## [Exercise aim]
Write the data out again in full, with no departure from the original.

[Dataset excerpts start]

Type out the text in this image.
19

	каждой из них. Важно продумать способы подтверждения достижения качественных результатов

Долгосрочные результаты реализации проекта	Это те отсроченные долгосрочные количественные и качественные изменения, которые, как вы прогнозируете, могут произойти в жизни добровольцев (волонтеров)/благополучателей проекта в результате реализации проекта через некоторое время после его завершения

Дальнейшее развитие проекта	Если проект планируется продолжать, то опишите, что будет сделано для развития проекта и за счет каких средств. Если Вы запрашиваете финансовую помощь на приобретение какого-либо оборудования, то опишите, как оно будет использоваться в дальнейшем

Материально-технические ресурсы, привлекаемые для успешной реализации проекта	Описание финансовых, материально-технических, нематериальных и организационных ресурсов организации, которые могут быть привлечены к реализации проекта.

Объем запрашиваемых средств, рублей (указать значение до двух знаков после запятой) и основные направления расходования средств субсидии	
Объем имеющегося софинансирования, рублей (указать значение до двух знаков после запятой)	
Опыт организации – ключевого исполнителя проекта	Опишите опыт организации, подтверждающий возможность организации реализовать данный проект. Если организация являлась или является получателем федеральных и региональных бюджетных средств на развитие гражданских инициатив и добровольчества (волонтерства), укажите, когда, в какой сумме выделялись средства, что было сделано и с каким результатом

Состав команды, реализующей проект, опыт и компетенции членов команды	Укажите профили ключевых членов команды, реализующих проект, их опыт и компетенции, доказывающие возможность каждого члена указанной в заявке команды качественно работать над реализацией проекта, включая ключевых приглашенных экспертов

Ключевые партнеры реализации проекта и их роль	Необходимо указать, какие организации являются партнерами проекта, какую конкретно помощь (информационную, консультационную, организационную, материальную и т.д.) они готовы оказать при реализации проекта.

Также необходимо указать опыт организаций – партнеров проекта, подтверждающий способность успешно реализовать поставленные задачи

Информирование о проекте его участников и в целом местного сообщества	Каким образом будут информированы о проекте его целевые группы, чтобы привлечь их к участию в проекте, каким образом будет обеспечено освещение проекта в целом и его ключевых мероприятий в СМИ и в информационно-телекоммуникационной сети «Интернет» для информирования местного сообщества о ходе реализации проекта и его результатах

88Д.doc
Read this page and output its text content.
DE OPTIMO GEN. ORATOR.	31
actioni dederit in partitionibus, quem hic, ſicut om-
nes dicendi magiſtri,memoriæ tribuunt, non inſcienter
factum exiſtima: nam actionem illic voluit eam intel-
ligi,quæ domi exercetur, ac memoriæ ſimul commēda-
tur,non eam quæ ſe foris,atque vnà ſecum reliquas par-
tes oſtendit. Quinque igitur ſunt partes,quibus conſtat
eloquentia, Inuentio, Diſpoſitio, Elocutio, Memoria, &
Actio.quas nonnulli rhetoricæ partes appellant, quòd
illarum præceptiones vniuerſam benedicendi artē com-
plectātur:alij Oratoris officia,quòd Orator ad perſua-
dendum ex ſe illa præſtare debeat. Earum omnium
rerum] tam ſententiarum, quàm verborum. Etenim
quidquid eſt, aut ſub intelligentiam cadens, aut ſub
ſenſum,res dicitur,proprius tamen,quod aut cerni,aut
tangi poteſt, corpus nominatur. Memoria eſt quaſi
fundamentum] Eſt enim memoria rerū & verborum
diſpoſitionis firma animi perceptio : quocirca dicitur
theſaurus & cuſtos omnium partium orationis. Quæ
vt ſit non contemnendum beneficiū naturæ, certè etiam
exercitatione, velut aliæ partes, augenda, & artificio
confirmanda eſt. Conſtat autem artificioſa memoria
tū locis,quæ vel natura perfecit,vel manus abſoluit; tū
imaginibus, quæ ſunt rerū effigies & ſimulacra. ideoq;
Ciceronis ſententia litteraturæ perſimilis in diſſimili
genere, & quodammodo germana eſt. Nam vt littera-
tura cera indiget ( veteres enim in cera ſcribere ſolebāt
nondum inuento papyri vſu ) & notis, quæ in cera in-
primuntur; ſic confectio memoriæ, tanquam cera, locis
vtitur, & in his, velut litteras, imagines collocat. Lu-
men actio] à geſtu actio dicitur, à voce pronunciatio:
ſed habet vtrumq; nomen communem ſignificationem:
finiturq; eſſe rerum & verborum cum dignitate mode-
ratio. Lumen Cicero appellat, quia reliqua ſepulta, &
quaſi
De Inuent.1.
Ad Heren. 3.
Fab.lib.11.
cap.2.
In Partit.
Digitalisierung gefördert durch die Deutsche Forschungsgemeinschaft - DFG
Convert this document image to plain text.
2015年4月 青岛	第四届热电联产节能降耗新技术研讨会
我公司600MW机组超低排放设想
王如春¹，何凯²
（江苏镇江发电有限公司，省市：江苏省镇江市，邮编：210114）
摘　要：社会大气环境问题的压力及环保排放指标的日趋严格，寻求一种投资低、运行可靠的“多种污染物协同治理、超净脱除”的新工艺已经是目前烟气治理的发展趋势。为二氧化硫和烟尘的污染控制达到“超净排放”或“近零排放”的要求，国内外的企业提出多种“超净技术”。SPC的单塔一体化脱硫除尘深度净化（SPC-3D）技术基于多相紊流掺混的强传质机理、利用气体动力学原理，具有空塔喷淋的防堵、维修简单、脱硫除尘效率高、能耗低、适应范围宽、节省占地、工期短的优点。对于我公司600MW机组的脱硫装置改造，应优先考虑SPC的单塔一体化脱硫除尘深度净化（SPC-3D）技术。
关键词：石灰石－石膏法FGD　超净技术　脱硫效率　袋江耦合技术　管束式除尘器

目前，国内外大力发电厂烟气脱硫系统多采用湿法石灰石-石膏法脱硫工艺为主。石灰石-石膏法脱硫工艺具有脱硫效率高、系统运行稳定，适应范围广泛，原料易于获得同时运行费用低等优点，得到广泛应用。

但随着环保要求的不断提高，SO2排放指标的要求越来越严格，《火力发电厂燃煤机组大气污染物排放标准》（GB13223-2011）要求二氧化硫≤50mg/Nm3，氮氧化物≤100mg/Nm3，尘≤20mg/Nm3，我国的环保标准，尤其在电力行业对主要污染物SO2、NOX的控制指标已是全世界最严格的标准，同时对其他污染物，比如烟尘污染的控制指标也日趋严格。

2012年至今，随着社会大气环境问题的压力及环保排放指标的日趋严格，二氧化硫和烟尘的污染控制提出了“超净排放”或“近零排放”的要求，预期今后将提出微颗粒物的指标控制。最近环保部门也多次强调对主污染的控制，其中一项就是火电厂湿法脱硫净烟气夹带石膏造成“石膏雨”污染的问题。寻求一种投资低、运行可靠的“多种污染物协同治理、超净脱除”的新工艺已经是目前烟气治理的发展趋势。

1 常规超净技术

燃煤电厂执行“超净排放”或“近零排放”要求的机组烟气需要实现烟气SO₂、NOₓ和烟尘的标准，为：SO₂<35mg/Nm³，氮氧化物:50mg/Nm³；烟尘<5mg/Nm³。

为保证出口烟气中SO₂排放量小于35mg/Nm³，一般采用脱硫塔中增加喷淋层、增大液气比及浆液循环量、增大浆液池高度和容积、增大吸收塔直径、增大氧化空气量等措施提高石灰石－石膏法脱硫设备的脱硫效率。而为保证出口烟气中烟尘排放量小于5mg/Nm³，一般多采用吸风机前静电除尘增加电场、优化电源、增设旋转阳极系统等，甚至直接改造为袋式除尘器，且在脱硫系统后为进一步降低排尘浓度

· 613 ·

[Dataset excerpts end]

## [Response to this task]
Type out the text in this image.
19

	каждой из них. Важно продумать способы подтверждения достижения качественных результатов

Долгосрочные результаты реализации проекта	Это те отсроченные долгосрочные количественные и качественные изменения, которые, как вы прогнозируете, могут произойти в жизни добровольцев (волонтеров)/благополучателей проекта в результате реализации проекта через некоторое время после его завершения

Дальнейшее развитие проекта	Если проект планируется продолжать, то опишите, что будет сделано для развития проекта и за счет каких средств. Если Вы запрашиваете финансовую помощь на приобретение какого-либо оборудования, то опишите, как оно будет использоваться в дальнейшем

Материально-технические ресурсы, привлекаемые для успешной реализации проекта	Описание финансовых, материально-технических, нематериальных и организационных ресурсов организации, которые могут быть привлечены к реализации проекта.

Объем запрашиваемых средств, рублей (указать значение до двух знаков после запятой) и основные направления расходования средств субсидии	
Объем имеющегося софинансирования, рублей (указать значение до двух знаков после запятой)	
Опыт организации – ключевого исполнителя проекта	Опишите опыт организации, подтверждающий возможность организации реализовать данный проект. Если организация являлась или является получателем федеральных и региональных бюджетных средств на развитие гражданских инициатив и добровольчества (волонтерства), укажите, когда, в какой сумме выделялись средства, что было сделано и с каким результатом

Состав команды, реализующей проект, опыт и компетенции членов команды	Укажите профили ключевых членов команды, реализующих проект, их опыт и компетенции, доказывающие возможность каждого члена указанной в заявке команды качественно работать над реализацией проекта, включая ключевых приглашенных экспертов

Ключевые партнеры реализации проекта и их роль	Необходимо указать, какие организации являются партнерами проекта, какую конкретно помощь (информационную, консультационную, организационную, материальную и т.д.) они готовы оказать при реализации проекта.

Также необходимо указать опыт организаций – партнеров проекта, подтверждающий способность успешно реализовать поставленные задачи

Информирование о проекте его участников и в целом местного сообщества	Каким образом будут информированы о проекте его целевые группы, чтобы привлечь их к участию в проекте, каким образом будет обеспечено освещение проекта в целом и его ключевых мероприятий в СМИ и в информационно-телекоммуникационной сети «Интернет» для информирования местного сообщества о ходе реализации проекта и его результатах

88Д.doc
Read this page and output its text content.
DE OPTIMO GEN. ORATOR.	31
actioni dederit in partitionibus, quem hic, ſicut om-
nes dicendi magiſtri,memoriæ tribuunt, non inſcienter
factum exiſtima: nam actionem illic voluit eam intel-
ligi,quæ domi exercetur, ac memoriæ ſimul commēda-
tur,non eam quæ ſe foris,atque vnà ſecum reliquas par-
tes oſtendit. Quinque igitur ſunt partes,quibus conſtat
eloquentia, Inuentio, Diſpoſitio, Elocutio, Memoria, &
Actio.quas nonnulli rhetoricæ partes appellant, quòd
illarum præceptiones vniuerſam benedicendi artē com-
plectātur:alij Oratoris officia,quòd Orator ad perſua-
dendum ex ſe illa præſtare debeat. Earum omnium
rerum] tam ſententiarum, quàm verborum. Etenim
quidquid eſt, aut ſub intelligentiam cadens, aut ſub
ſenſum,res dicitur,proprius tamen,quod aut cerni,aut
tangi poteſt, corpus nominatur. Memoria eſt quaſi
fundamentum] Eſt enim memoria rerū & verborum
diſpoſitionis firma animi perceptio : quocirca dicitur
theſaurus & cuſtos omnium partium orationis. Quæ
vt ſit non contemnendum beneficiū naturæ, certè etiam
exercitatione, velut aliæ partes, augenda, & artificio
confirmanda eſt. Conſtat autem artificioſa memoria
tū locis,quæ vel natura perfecit,vel manus abſoluit; tū
imaginibus, quæ ſunt rerū effigies & ſimulacra. ideoq;
Ciceronis ſententia litteraturæ perſimilis in diſſimili
genere, & quodammodo germana eſt. Nam vt littera-
tura cera indiget ( veteres enim in cera ſcribere ſolebāt
nondum inuento papyri vſu ) & notis, quæ in cera in-
primuntur; ſic confectio memoriæ, tanquam cera, locis
vtitur, & in his, velut litteras, imagines collocat. Lu-
men actio] à geſtu actio dicitur, à voce pronunciatio:
ſed habet vtrumq; nomen communem ſignificationem:
finiturq; eſſe rerum & verborum cum dignitate mode-
ratio. Lumen Cicero appellat, quia reliqua ſepulta, &
quaſi
De Inuent.1.
Ad Heren. 3.
Fab.lib.11.
cap.2.
In Partit.
Digitalisierung gefördert durch die Deutsche Forschungsgemeinschaft - DFG
Convert this document image to plain text.
2015年4月 青岛	第四届热电联产节能降耗新技术研讨会
我公司600MW机组超低排放设想
王如春¹，何凯²
（江苏镇江发电有限公司，省市：江苏省镇江市，邮编：210114）
摘　要：社会大气环境问题的压力及环保排放指标的日趋严格，寻求一种投资低、运行可靠的“多种污染物协同治理、超净脱除”的新工艺已经是目前烟气治理的发展趋势。为二氧化硫和烟尘的污染控制达到“超净排放”或“近零排放”的要求，国内外的企业提出多种“超净技术”。SPC的单塔一体化脱硫除尘深度净化（SPC-3D）技术基于多相紊流掺混的强传质机理、利用气体动力学原理，具有空塔喷淋的防堵、维修简单、脱硫除尘效率高、能耗低、适应范围宽、节省占地、工期短的优点。对于我公司600MW机组的脱硫装置改造，应优先考虑SPC的单塔一体化脱硫除尘深度净化（SPC-3D）技术。
关键词：石灰石－石膏法FGD　超净技术　脱硫效率　袋江耦合技术　管束式除尘器

目前，国内外大力发电厂烟气脱硫系统多采用湿法石灰石-石膏法脱硫工艺为主。石灰石-石膏法脱硫工艺具有脱硫效率高、系统运行稳定，适应范围广泛，原料易于获得同时运行费用低等优点，得到广泛应用。

但随着环保要求的不断提高，SO2排放指标的要求越来越严格，《火力发电厂燃煤机组大气污染物排放标准》（GB13223-2011）要求二氧化硫≤50mg/Nm3，氮氧化物≤100mg/Nm3，尘≤20mg/Nm3，我国的环保标准，尤其在电力行业对主要污染物SO2、NOX的控制指标已是全世界最严格的标准，同时对其他污染物，比如烟尘污染的控制指标也日趋严格。

2012年至今，随着社会大气环境问题的压力及环保排放指标的日趋严格，二氧化硫和烟尘的污染控制提出了“超净排放”或“近零排放”的要求，预期今后将提出微颗粒物的指标控制。最近环保部门也多次强调对主污染的控制，其中一项就是火电厂湿法脱硫净烟气夹带石膏造成“石膏雨”污染的问题。寻求一种投资低、运行可靠的“多种污染物协同治理、超净脱除”的新工艺已经是目前烟气治理的发展趋势。

1 常规超净技术

燃煤电厂执行“超净排放”或“近零排放”要求的机组烟气需要实现烟气SO₂、NOₓ和烟尘的标准，为：SO₂<35mg/Nm³，氮氧化物:50mg/Nm³；烟尘<5mg/Nm³。

为保证出口烟气中SO₂排放量小于35mg/Nm³，一般采用脱硫塔中增加喷淋层、增大液气比及浆液循环量、增大浆液池高度和容积、增大吸收塔直径、增大氧化空气量等措施提高石灰石－石膏法脱硫设备的脱硫效率。而为保证出口烟气中烟尘排放量小于5mg/Nm³，一般多采用吸风机前静电除尘增加电场、优化电源、增设旋转阳极系统等，甚至直接改造为袋式除尘器，且在脱硫系统后为进一步降低排尘浓度

· 613 ·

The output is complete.